## [Selected passage]
● ● ● ● ● ● ●
Distributions of cellular mRNA content and of polymerase occupancies fit a two-state bursty model. Left plots for each gene are the probability distribution functions (PDF) of the number of cytoplasmic mRNA per cell, right plots show the PDF of Pol2 occupancies (M). Red is a 1-state non-bursty model fit; green is a 2-state bursty model fit. Both distributions show a better fit to a 2-state bursty model for all genes (Table S1 provides mean square errors of the model fits). All data is for tetraploid hepatocytes in the periportal zone. See also Figures S4 and S5.

Figure 4

Burst parameters facilitate rapid response while minimizing noise. (A) Coefficient of variation (C.V.) of cellular mRNA among cells with identical mean expression (set to 100 mRNA/cell) increases with degradation rate and decreases with burst fraction. Supplementary equation [18] was used with to k_ON = 0.5 to generate the distributions used for calculating C.V. μ was tuned for every combination of f and δ to maintain the same steady state. (B) 3D expression parameter space of liver genes. PP-periportal zone, PC- pericentral zone, f prefix denotes fasting state, h prefix denotes highly-fed state. (C) Projection of gene expression space of G6pc (blue) and Pck1 (red) in the periportal zone in fasting (dashed lines) and high-fed (solid lines) metabolic states. X-axis is production rate (β = 4 · f · μ), Y-axis is degradation rate (δ). Data are represented as mean +/− SEM. (D) Projections of the gene expression space on transcription rate (μ) and burst fraction (f) axes. Higher expression in fasting states is attained by increasing burst fraction and degradation rates and to a lesser extent transcription rate. Data are represented as mean +/− SEM. Lines in (C-D) have identical mean transcript level, obtained by different combinations of the gene expression parameters.
● ● ● ● ● ● ●
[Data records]
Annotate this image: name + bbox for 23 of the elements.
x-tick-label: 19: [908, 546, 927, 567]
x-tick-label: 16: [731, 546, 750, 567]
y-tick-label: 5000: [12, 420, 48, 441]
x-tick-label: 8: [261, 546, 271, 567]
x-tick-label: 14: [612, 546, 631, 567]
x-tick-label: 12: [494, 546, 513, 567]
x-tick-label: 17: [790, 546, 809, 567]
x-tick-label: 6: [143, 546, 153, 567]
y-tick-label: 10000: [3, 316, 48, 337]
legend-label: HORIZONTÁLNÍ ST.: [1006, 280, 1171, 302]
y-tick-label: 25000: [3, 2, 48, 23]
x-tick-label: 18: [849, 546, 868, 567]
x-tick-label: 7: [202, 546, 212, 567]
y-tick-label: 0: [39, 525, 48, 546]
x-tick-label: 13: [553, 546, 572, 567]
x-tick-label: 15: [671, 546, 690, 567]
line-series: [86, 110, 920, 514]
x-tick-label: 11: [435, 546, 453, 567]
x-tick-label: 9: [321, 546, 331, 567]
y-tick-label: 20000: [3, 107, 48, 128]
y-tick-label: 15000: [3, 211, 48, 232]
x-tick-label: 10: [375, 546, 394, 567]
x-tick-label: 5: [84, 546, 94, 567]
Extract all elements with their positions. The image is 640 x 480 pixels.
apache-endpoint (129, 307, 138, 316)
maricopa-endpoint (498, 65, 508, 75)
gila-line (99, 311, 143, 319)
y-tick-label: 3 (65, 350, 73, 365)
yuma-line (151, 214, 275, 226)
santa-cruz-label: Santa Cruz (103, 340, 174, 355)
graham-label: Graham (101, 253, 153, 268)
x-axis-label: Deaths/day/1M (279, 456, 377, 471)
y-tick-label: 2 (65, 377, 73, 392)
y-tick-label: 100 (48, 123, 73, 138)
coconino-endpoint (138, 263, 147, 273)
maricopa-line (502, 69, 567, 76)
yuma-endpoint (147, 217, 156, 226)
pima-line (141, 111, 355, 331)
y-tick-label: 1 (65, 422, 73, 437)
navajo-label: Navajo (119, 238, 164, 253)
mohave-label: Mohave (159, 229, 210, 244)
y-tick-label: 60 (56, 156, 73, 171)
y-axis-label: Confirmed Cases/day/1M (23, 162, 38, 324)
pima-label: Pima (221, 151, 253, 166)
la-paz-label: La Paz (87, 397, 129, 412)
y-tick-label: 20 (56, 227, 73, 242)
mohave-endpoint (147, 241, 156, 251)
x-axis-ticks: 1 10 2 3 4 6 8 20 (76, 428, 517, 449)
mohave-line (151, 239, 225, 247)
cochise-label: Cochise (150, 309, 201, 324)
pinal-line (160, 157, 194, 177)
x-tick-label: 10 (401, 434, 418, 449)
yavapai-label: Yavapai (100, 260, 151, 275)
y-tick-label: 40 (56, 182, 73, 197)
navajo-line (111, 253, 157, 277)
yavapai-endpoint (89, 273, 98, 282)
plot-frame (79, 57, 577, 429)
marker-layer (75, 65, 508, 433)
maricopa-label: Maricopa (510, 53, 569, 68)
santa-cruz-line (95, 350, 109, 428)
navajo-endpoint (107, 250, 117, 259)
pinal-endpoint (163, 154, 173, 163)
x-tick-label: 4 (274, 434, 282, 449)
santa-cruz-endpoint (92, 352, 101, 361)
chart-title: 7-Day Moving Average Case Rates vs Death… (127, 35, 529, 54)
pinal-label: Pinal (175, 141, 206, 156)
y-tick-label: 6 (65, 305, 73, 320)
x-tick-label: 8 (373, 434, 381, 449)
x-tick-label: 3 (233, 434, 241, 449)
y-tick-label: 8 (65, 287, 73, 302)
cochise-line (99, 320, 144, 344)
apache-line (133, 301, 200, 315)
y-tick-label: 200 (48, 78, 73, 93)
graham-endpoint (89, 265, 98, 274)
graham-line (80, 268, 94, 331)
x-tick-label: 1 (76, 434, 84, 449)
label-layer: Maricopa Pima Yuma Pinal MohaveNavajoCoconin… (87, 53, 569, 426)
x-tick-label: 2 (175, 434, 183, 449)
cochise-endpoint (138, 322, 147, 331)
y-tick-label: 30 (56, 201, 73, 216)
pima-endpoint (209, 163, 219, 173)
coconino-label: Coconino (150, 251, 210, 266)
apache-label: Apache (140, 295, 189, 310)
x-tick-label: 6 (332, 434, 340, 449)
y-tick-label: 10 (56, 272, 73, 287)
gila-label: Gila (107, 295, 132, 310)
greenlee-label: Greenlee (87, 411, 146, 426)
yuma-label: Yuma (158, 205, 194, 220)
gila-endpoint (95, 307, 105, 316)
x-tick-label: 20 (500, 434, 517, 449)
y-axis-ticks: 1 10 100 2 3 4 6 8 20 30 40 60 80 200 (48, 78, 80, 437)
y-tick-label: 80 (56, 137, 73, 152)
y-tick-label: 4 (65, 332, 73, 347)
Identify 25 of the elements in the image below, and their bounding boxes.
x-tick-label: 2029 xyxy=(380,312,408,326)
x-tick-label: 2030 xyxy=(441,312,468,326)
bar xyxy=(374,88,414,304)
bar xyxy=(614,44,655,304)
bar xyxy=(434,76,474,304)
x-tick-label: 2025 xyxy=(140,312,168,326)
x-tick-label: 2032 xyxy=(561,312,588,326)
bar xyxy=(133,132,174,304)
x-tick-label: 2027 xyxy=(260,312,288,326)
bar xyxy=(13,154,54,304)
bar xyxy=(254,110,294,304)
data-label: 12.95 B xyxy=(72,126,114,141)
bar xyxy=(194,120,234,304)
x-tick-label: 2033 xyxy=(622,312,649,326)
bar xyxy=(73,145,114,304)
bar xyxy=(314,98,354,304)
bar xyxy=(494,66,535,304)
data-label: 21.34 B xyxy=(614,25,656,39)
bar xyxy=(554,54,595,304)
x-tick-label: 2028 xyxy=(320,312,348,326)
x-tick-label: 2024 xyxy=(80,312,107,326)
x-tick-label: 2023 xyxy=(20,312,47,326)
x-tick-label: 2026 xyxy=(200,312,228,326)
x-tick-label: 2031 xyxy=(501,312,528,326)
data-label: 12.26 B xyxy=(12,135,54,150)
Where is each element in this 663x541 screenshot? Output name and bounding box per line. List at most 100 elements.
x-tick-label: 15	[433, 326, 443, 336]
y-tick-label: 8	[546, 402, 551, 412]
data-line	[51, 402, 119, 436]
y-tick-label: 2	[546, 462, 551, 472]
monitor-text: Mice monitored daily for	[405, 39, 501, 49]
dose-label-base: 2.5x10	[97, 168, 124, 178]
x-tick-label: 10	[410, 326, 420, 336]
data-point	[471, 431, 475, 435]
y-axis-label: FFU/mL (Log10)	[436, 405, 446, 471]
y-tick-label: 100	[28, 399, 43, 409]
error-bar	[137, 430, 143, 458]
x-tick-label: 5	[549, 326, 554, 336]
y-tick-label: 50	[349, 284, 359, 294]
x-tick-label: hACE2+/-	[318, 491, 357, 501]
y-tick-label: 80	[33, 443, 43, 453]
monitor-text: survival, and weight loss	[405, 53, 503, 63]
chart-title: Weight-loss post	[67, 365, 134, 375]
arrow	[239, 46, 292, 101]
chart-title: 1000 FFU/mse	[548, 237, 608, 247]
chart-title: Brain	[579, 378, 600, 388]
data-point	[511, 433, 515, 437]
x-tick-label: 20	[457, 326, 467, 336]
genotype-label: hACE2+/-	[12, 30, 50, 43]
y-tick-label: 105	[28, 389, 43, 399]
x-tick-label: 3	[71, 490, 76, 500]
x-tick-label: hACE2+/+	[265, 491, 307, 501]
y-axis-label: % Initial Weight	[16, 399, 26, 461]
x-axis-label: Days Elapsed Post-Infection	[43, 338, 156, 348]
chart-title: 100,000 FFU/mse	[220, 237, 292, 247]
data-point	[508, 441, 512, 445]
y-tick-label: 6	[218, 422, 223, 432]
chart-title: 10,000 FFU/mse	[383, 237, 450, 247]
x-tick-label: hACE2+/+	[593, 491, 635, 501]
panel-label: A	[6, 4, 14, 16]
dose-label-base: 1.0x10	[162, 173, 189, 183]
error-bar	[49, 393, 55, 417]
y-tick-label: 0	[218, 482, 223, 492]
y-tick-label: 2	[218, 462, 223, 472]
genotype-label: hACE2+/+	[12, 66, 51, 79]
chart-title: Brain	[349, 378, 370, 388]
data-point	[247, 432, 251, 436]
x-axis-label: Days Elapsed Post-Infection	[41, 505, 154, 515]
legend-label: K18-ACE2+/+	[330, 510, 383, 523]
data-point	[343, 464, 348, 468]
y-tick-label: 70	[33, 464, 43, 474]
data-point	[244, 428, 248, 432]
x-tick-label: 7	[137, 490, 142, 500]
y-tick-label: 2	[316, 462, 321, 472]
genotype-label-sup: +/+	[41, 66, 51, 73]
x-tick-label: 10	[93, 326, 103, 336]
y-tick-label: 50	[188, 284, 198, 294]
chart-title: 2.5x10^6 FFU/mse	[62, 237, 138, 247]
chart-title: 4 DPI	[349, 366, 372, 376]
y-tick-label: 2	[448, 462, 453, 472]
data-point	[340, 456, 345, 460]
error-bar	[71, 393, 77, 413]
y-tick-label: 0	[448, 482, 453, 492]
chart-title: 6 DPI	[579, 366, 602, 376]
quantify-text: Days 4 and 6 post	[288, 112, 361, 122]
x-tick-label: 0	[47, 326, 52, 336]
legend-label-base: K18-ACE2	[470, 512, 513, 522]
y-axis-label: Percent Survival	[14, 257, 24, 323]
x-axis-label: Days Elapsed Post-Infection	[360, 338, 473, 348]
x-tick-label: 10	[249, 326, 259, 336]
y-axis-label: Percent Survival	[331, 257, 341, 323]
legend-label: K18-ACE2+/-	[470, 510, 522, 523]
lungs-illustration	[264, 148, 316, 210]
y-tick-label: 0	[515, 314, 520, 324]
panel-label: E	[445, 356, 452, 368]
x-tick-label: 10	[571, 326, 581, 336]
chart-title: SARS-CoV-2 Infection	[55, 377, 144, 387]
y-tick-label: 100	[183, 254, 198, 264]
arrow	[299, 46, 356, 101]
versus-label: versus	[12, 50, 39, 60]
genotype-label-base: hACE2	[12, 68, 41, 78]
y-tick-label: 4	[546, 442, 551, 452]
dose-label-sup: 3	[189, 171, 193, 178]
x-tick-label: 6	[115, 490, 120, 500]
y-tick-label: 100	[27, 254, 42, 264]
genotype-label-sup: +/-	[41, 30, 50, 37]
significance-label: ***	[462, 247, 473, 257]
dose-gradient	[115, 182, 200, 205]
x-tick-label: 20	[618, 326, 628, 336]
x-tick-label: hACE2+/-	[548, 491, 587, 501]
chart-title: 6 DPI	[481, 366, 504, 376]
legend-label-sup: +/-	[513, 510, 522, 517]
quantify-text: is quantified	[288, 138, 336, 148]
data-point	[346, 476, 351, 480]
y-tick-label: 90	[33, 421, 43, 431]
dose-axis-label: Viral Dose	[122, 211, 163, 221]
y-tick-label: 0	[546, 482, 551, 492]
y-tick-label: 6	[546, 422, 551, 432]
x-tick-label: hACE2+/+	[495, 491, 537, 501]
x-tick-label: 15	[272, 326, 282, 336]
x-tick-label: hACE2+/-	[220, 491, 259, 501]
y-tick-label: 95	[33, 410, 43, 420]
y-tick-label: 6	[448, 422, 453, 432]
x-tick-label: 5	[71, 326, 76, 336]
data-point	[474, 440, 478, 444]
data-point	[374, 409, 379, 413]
● ● ● ● ● ● ●
## [Required tasks]
A - Answer these from the captions on transcriptional bursting:
(i) Which color marks the 2-state bursty model fit?
(ii) What mean expression was set for the cells compared in panel (A)?
(iii) What do the prefixes f and h stand for in panel (B)?
B - Please print the captions on transcriptional bursting between "Distributions of cellular" and "Figures S4 and S5.", inclusive.
The records are not needed for any of this.

## [Results]
A -
(i) Green.
(ii) 100 mRNA/cell.
(iii) f denotes the fasting state, and h denotes the highly-fed state.

B -
Distributions of cellular mRNA content and of polymerase occupancies fit a two-state bursty model. Left plots for each gene are the probability distribution functions (PDF) of the number of cytoplasmic mRNA per cell, right plots show the PDF of Pol2 occupancies (M). Red is a 1-state non-bursty model fit; green is a 2-state bursty model fit. Both distributions show a better fit to a 2-state bursty model for all genes (Table S1 provides mean square errors of the model fits). All data is for tetraploid hepatocytes in the periportal zone. See also Figures S4 and S5.